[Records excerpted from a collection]
+ + + + + + +
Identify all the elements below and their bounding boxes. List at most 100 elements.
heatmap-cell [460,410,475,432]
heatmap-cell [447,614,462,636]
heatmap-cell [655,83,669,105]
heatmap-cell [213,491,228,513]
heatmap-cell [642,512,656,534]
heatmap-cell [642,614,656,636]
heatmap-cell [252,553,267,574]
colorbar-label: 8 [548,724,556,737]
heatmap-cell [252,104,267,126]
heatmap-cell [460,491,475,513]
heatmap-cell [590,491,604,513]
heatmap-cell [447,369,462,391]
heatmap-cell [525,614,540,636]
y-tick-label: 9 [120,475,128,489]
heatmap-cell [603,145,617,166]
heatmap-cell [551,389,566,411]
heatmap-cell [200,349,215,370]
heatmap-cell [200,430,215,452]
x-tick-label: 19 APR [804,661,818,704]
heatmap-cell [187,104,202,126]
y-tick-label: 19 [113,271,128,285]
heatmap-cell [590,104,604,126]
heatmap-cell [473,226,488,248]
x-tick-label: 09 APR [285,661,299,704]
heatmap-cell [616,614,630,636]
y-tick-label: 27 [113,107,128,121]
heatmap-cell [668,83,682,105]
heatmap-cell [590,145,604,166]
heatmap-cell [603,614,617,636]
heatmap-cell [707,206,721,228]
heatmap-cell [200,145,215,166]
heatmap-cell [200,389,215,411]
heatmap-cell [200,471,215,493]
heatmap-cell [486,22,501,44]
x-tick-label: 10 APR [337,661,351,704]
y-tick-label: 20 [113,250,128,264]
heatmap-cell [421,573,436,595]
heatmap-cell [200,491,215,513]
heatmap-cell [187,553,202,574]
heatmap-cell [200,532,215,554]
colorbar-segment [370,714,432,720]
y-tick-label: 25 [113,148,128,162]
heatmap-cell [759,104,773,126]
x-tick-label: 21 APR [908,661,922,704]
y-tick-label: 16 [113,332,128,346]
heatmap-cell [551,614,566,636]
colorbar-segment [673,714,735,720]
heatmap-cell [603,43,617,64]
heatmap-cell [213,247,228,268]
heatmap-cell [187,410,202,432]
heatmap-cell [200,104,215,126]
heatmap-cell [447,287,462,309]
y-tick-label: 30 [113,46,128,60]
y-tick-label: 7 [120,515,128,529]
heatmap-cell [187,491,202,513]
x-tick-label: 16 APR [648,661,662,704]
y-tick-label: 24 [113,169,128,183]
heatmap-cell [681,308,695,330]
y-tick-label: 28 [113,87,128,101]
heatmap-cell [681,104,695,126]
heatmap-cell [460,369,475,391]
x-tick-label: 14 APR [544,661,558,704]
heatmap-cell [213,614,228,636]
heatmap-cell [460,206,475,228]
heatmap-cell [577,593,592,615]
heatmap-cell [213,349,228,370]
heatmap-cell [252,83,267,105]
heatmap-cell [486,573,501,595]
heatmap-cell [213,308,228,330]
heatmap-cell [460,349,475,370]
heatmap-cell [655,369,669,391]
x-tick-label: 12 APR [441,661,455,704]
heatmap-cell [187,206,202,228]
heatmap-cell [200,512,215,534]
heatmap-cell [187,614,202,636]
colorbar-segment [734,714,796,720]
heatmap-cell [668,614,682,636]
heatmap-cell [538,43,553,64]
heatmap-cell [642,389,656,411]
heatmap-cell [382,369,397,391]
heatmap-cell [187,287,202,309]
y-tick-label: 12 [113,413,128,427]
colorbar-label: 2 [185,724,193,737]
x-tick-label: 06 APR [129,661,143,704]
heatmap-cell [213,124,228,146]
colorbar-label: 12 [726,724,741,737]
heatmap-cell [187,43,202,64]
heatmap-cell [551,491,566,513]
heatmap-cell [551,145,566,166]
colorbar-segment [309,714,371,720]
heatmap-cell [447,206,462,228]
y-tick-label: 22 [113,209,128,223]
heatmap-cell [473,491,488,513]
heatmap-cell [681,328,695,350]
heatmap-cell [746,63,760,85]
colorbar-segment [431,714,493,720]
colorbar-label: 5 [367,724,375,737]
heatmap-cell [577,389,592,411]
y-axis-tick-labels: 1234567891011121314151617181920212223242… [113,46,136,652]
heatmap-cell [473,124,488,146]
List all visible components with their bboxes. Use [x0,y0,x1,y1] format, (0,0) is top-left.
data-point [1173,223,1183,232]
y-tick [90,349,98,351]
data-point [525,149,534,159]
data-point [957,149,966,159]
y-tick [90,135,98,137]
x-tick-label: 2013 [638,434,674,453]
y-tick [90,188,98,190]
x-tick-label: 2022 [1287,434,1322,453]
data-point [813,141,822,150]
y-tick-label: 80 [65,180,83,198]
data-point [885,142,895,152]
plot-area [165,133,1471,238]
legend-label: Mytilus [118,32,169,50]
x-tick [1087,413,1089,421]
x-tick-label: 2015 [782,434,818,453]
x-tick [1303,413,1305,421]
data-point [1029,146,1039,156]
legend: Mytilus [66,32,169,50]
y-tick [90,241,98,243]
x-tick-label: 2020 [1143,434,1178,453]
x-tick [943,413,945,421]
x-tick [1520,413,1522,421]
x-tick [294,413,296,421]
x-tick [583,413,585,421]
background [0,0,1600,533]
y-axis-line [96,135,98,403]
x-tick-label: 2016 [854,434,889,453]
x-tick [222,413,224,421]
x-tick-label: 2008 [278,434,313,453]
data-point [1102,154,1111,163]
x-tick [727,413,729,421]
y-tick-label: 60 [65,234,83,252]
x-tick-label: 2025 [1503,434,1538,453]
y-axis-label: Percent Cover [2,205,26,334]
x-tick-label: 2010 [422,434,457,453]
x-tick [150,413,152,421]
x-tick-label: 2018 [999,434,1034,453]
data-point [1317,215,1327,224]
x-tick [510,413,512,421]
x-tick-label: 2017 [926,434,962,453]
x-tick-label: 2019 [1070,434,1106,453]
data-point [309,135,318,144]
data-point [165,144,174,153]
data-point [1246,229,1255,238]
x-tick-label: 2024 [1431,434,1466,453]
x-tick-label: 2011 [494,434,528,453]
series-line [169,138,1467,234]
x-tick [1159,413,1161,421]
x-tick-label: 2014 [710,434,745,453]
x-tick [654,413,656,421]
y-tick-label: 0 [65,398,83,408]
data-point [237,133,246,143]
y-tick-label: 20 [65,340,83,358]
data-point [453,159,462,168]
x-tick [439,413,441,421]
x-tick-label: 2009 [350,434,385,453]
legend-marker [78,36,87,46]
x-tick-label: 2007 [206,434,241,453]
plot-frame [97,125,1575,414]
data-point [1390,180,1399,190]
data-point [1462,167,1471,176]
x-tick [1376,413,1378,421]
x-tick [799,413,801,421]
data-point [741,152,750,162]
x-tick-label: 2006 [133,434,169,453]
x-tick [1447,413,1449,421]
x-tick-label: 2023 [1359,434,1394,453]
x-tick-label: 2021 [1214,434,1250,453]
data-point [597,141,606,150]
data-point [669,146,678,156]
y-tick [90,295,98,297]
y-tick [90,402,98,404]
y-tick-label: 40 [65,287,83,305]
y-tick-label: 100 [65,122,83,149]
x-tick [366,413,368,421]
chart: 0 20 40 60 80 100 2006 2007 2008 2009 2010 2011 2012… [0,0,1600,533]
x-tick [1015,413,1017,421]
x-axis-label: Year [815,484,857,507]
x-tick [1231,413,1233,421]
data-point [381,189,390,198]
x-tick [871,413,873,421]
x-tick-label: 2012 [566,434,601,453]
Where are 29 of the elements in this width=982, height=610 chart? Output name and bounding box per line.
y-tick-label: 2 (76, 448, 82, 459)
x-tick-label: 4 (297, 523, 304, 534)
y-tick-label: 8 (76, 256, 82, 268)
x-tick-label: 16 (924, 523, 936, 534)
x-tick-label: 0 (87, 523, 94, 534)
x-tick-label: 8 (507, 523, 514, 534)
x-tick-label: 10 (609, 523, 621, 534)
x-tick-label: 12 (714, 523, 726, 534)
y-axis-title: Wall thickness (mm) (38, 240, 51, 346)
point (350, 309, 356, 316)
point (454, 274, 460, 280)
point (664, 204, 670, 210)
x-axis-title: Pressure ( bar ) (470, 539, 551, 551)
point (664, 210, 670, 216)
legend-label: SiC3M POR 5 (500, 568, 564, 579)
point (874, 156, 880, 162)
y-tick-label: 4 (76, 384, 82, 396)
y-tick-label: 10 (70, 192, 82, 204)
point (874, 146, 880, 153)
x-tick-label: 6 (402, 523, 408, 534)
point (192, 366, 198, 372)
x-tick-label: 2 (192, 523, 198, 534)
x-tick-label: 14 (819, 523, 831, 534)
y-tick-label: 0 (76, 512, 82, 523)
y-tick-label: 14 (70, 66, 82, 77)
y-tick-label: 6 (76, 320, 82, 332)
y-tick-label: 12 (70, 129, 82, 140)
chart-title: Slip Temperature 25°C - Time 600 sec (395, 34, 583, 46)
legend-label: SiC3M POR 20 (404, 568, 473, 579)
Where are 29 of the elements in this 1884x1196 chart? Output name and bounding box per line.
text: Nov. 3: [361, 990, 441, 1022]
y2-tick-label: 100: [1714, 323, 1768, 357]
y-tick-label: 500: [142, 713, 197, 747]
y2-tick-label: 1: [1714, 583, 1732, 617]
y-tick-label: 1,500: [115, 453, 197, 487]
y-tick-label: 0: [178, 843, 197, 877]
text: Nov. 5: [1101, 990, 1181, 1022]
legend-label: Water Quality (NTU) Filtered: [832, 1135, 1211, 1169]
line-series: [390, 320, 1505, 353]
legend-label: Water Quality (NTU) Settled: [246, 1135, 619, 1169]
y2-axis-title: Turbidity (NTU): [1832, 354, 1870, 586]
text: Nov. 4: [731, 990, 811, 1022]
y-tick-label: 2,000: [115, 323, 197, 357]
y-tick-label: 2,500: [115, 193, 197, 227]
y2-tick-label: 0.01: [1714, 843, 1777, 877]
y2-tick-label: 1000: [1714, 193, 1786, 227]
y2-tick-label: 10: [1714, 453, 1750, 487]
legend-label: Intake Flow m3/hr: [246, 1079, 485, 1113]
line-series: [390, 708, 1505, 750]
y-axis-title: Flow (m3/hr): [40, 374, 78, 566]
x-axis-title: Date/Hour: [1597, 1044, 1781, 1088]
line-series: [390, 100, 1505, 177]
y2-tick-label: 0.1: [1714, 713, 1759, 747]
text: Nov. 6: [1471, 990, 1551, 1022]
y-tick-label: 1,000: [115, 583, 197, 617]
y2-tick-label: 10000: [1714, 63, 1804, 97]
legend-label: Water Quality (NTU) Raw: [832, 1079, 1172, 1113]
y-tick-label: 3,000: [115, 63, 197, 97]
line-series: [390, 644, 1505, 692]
+ + + + + + +
(WHAT THIS TASK INVOLVES) Return, without any change, every line from the very first one through the line that contains "heatmap-cell [200,532,215,554]", including both of those lines.

(ANSWER TO THIS PROBLEM)
Identify all the elements below and their bounding boxes. List at most 100 elements.
heatmap-cell [460,410,475,432]
heatmap-cell [447,614,462,636]
heatmap-cell [655,83,669,105]
heatmap-cell [213,491,228,513]
heatmap-cell [642,512,656,534]
heatmap-cell [642,614,656,636]
heatmap-cell [252,553,267,574]
colorbar-label: 8 [548,724,556,737]
heatmap-cell [252,104,267,126]
heatmap-cell [460,491,475,513]
heatmap-cell [590,491,604,513]
heatmap-cell [447,369,462,391]
heatmap-cell [525,614,540,636]
y-tick-label: 9 [120,475,128,489]
heatmap-cell [603,145,617,166]
heatmap-cell [551,389,566,411]
heatmap-cell [200,349,215,370]
heatmap-cell [200,430,215,452]
x-tick-label: 19 APR [804,661,818,704]
heatmap-cell [187,104,202,126]
y-tick-label: 19 [113,271,128,285]
heatmap-cell [590,104,604,126]
heatmap-cell [473,226,488,248]
x-tick-label: 09 APR [285,661,299,704]
heatmap-cell [616,614,630,636]
y-tick-label: 27 [113,107,128,121]
heatmap-cell [668,83,682,105]
heatmap-cell [590,145,604,166]
heatmap-cell [603,614,617,636]
heatmap-cell [707,206,721,228]
heatmap-cell [200,145,215,166]
heatmap-cell [200,389,215,411]
heatmap-cell [200,471,215,493]
heatmap-cell [486,22,501,44]
x-tick-label: 10 APR [337,661,351,704]
y-tick-label: 20 [113,250,128,264]
heatmap-cell [421,573,436,595]
heatmap-cell [200,491,215,513]
heatmap-cell [187,553,202,574]
heatmap-cell [200,532,215,554]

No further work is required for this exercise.